> Instruction: Print the listing that follows, character for character.

> Dataset excerpts:
━━━━━━━━━━━━━━━━

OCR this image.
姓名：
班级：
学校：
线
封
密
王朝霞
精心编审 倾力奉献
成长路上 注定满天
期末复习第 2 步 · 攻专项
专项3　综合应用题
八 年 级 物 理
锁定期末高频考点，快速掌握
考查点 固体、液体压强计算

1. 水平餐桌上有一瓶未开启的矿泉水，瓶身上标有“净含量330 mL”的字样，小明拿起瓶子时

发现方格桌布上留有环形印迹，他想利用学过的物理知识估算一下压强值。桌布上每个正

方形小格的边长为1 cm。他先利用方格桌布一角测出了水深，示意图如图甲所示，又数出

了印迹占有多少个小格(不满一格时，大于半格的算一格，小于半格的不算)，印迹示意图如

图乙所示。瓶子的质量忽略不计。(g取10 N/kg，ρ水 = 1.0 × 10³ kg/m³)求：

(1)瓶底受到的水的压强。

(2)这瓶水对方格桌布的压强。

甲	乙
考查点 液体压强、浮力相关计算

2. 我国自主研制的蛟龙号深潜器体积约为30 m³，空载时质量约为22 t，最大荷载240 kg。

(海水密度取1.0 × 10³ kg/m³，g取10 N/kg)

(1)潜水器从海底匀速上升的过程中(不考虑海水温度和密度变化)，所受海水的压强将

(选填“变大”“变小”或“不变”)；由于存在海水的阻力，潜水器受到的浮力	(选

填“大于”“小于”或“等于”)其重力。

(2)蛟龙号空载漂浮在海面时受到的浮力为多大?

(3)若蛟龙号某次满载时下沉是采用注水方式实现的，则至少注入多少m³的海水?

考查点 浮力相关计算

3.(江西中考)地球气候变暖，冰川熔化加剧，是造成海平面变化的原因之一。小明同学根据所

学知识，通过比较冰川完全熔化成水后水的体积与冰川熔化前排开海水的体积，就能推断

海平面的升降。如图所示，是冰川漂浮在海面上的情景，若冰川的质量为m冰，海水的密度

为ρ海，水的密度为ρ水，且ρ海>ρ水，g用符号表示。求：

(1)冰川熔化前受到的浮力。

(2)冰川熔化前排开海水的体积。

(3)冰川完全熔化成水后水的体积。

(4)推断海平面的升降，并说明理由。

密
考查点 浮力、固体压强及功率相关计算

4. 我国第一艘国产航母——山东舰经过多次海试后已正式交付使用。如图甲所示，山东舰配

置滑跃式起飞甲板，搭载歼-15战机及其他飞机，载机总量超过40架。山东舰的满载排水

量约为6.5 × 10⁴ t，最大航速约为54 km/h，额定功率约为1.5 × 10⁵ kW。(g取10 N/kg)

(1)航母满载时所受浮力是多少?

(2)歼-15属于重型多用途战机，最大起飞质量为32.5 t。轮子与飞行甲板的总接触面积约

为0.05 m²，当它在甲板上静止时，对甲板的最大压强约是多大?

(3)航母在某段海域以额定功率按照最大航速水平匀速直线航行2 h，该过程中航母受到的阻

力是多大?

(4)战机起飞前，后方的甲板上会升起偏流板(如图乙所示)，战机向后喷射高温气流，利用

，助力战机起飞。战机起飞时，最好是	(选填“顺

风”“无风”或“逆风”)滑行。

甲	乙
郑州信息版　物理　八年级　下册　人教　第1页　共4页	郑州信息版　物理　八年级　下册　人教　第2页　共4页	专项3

━━━━━━━━━━━━━━━━

> Expected answer:
OCR this image.
姓名：
班级：
学校：
线
封
密
王朝霞
精心编审 倾力奉献
成长路上 注定满天
期末复习第 2 步 · 攻专项
专项3　综合应用题
八 年 级 物 理
锁定期末高频考点，快速掌握
考查点 固体、液体压强计算

1. 水平餐桌上有一瓶未开启的矿泉水，瓶身上标有“净含量330 mL”的字样，小明拿起瓶子时

发现方格桌布上留有环形印迹，他想利用学过的物理知识估算一下压强值。桌布上每个正

方形小格的边长为1 cm。他先利用方格桌布一角测出了水深，示意图如图甲所示，又数出

了印迹占有多少个小格(不满一格时，大于半格的算一格，小于半格的不算)，印迹示意图如

图乙所示。瓶子的质量忽略不计。(g取10 N/kg，ρ水 = 1.0 × 10³ kg/m³)求：

(1)瓶底受到的水的压强。

(2)这瓶水对方格桌布的压强。

甲	乙
考查点 液体压强、浮力相关计算

2. 我国自主研制的蛟龙号深潜器体积约为30 m³，空载时质量约为22 t，最大荷载240 kg。

(海水密度取1.0 × 10³ kg/m³，g取10 N/kg)

(1)潜水器从海底匀速上升的过程中(不考虑海水温度和密度变化)，所受海水的压强将

(选填“变大”“变小”或“不变”)；由于存在海水的阻力，潜水器受到的浮力	(选

填“大于”“小于”或“等于”)其重力。

(2)蛟龙号空载漂浮在海面时受到的浮力为多大?

(3)若蛟龙号某次满载时下沉是采用注水方式实现的，则至少注入多少m³的海水?

考查点 浮力相关计算

3.(江西中考)地球气候变暖，冰川熔化加剧，是造成海平面变化的原因之一。小明同学根据所

学知识，通过比较冰川完全熔化成水后水的体积与冰川熔化前排开海水的体积，就能推断

海平面的升降。如图所示，是冰川漂浮在海面上的情景，若冰川的质量为m冰，海水的密度

为ρ海，水的密度为ρ水，且ρ海>ρ水，g用符号表示。求：

(1)冰川熔化前受到的浮力。

(2)冰川熔化前排开海水的体积。

(3)冰川完全熔化成水后水的体积。

(4)推断海平面的升降，并说明理由。

密
考查点 浮力、固体压强及功率相关计算

4. 我国第一艘国产航母——山东舰经过多次海试后已正式交付使用。如图甲所示，山东舰配

置滑跃式起飞甲板，搭载歼-15战机及其他飞机，载机总量超过40架。山东舰的满载排水

量约为6.5 × 10⁴ t，最大航速约为54 km/h，额定功率约为1.5 × 10⁵ kW。(g取10 N/kg)

(1)航母满载时所受浮力是多少?

(2)歼-15属于重型多用途战机，最大起飞质量为32.5 t。轮子与飞行甲板的总接触面积约

为0.05 m²，当它在甲板上静止时，对甲板的最大压强约是多大?

(3)航母在某段海域以额定功率按照最大航速水平匀速直线航行2 h，该过程中航母受到的阻

力是多大?

(4)战机起飞前，后方的甲板上会升起偏流板(如图乙所示)，战机向后喷射高温气流，利用

，助力战机起飞。战机起飞时，最好是	(选填“顺

风”“无风”或“逆风”)滑行。

甲	乙
郑州信息版　物理　八年级　下册　人教　第1页　共4页	郑州信息版　物理　八年级　下册　人教　第2页　共4页	专项3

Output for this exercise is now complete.